What you have to do: What follows is a listing; restate every line of it word for word.

Recorded data:

--- start ---

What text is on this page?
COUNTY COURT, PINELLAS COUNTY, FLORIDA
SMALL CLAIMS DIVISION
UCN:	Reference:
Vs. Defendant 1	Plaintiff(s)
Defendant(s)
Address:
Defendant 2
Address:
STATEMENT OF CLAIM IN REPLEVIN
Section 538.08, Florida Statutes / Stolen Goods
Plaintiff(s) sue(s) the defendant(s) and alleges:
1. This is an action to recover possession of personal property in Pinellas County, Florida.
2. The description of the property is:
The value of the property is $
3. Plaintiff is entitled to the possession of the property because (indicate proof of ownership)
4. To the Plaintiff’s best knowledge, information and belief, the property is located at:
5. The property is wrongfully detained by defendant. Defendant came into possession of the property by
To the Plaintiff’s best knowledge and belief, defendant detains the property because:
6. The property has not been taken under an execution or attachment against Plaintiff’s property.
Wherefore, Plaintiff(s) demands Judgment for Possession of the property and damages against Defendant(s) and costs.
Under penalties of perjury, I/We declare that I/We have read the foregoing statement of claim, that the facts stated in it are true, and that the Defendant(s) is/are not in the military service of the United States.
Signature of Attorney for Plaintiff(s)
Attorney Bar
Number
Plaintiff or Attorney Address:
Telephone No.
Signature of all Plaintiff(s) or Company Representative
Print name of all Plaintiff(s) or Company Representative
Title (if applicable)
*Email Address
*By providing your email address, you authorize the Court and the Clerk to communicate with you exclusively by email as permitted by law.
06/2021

--- end ---

Exercise solution:
What text is on this page?
COUNTY COURT, PINELLAS COUNTY, FLORIDA
SMALL CLAIMS DIVISION
UCN:	Reference:
Vs. Defendant 1	Plaintiff(s)
Defendant(s)
Address:
Defendant 2
Address:
STATEMENT OF CLAIM IN REPLEVIN
Section 538.08, Florida Statutes / Stolen Goods
Plaintiff(s) sue(s) the defendant(s) and alleges:
1. This is an action to recover possession of personal property in Pinellas County, Florida.
2. The description of the property is:
The value of the property is $
3. Plaintiff is entitled to the possession of the property because (indicate proof of ownership)
4. To the Plaintiff’s best knowledge, information and belief, the property is located at:
5. The property is wrongfully detained by defendant. Defendant came into possession of the property by
To the Plaintiff’s best knowledge and belief, defendant detains the property because:
6. The property has not been taken under an execution or attachment against Plaintiff’s property.
Wherefore, Plaintiff(s) demands Judgment for Possession of the property and damages against Defendant(s) and costs.
Under penalties of perjury, I/We declare that I/We have read the foregoing statement of claim, that the facts stated in it are true, and that the Defendant(s) is/are not in the military service of the United States.
Signature of Attorney for Plaintiff(s)
Attorney Bar
Number
Plaintiff or Attorney Address:
Telephone No.
Signature of all Plaintiff(s) or Company Representative
Print name of all Plaintiff(s) or Company Representative
Title (if applicable)
*Email Address
*By providing your email address, you authorize the Court and the Clerk to communicate with you exclusively by email as permitted by law.
06/2021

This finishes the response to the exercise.